**** Rows ****

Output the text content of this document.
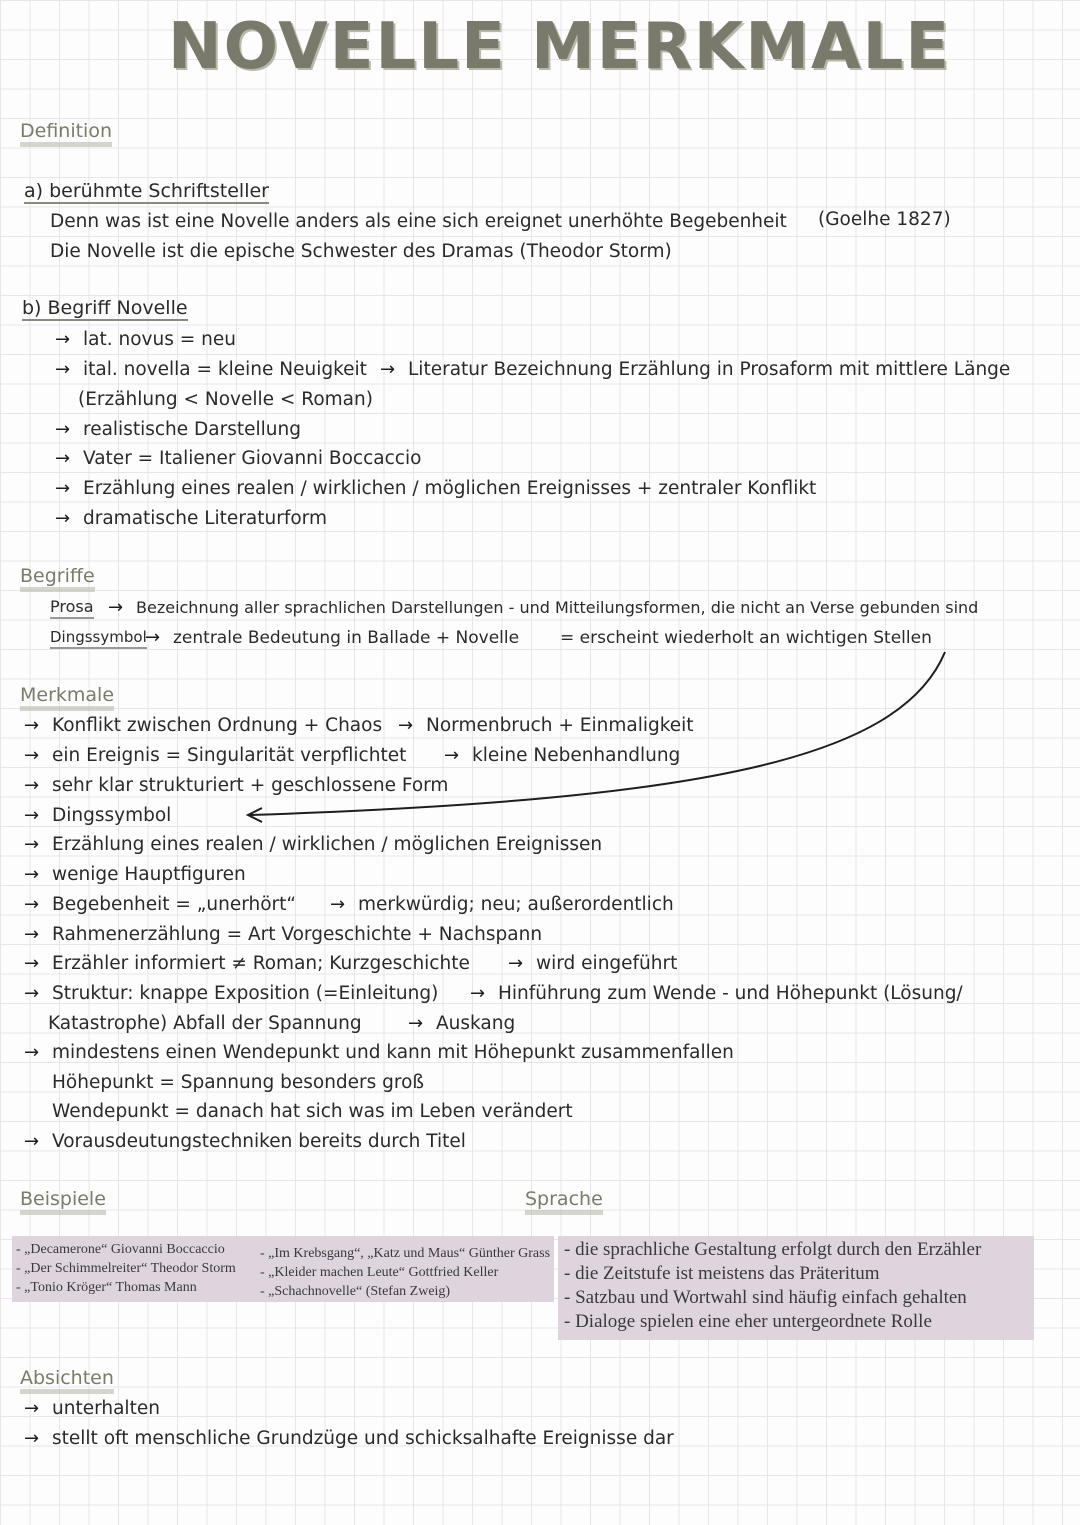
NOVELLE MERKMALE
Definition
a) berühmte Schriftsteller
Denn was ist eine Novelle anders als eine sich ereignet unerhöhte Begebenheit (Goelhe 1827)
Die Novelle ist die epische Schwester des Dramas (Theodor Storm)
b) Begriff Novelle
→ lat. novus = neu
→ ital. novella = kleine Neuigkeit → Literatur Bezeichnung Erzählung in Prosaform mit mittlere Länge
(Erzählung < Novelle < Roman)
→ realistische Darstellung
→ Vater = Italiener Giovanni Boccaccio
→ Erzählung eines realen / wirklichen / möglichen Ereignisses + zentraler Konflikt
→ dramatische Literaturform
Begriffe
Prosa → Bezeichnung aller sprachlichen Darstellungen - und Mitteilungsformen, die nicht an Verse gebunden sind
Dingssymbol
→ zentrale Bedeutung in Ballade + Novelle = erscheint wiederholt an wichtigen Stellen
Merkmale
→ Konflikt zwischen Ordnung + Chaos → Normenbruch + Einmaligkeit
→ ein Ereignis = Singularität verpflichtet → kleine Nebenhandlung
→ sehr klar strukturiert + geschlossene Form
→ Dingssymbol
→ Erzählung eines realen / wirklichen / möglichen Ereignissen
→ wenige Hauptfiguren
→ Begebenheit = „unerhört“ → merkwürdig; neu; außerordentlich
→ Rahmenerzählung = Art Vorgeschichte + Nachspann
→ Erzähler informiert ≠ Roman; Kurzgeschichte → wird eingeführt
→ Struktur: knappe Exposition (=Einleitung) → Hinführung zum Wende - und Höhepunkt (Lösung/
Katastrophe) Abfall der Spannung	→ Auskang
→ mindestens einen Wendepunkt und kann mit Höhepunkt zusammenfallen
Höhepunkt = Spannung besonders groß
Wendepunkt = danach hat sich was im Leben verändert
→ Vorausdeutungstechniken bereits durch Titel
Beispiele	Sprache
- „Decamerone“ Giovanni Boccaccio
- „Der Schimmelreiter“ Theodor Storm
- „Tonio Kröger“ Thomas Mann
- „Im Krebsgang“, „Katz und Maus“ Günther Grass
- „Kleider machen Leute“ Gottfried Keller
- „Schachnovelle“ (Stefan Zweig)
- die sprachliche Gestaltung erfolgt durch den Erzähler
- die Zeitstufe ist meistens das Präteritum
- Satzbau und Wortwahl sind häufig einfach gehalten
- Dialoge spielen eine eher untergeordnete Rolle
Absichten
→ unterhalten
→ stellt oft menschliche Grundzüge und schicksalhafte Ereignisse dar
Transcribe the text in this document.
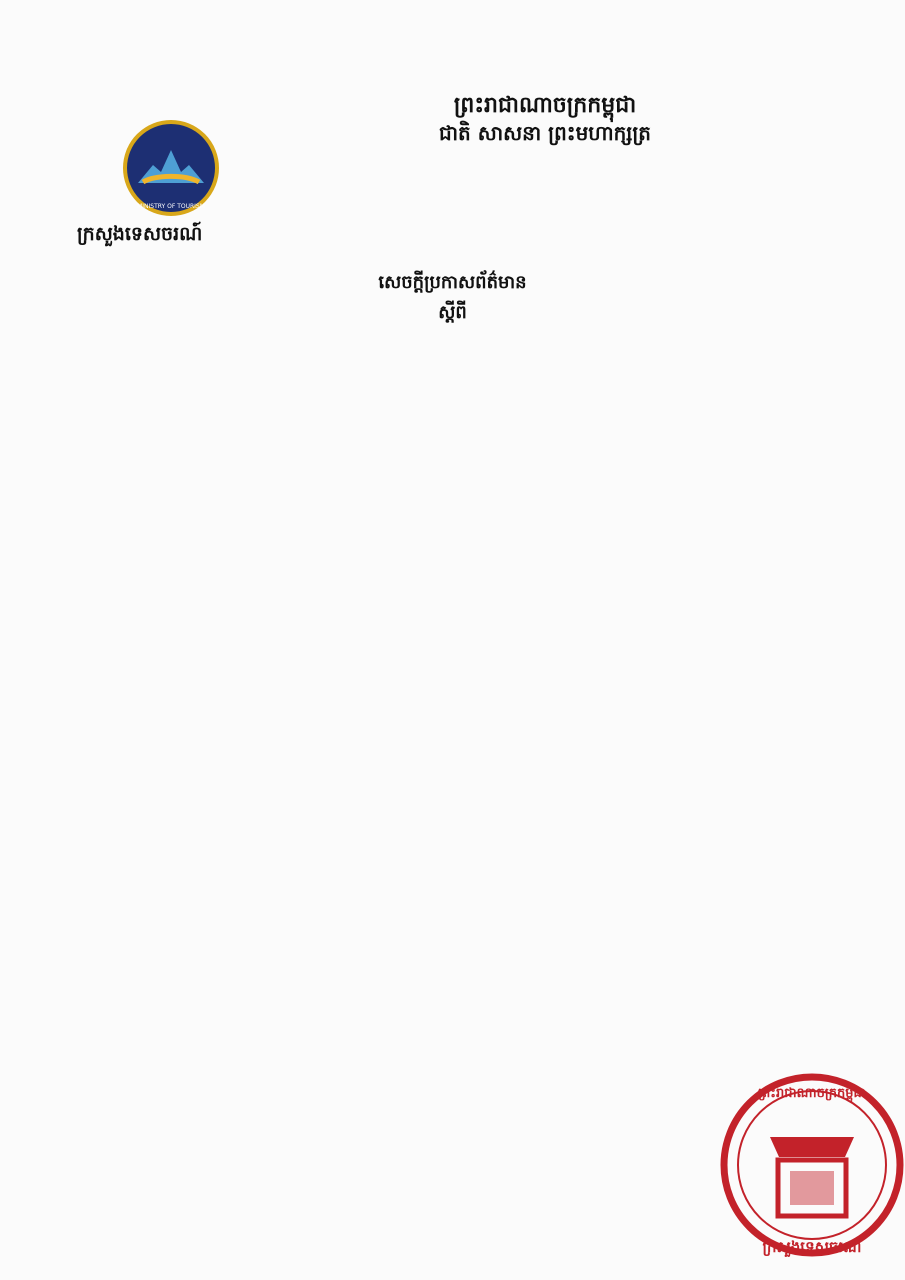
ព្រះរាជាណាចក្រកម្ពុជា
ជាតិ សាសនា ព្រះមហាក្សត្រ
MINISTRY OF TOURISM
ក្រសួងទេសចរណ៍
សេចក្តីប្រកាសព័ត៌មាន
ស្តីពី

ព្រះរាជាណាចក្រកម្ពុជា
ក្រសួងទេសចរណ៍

****

**Task to complete**
Scan the material above for the word "wirklichen". Copy each line where it occurs.

**Response**
→ Erzählung eines realen / wirklichen / möglichen Ereignisses + zentraler Konflikt
→ Erzählung eines realen / wirklichen / möglichen Ereignissen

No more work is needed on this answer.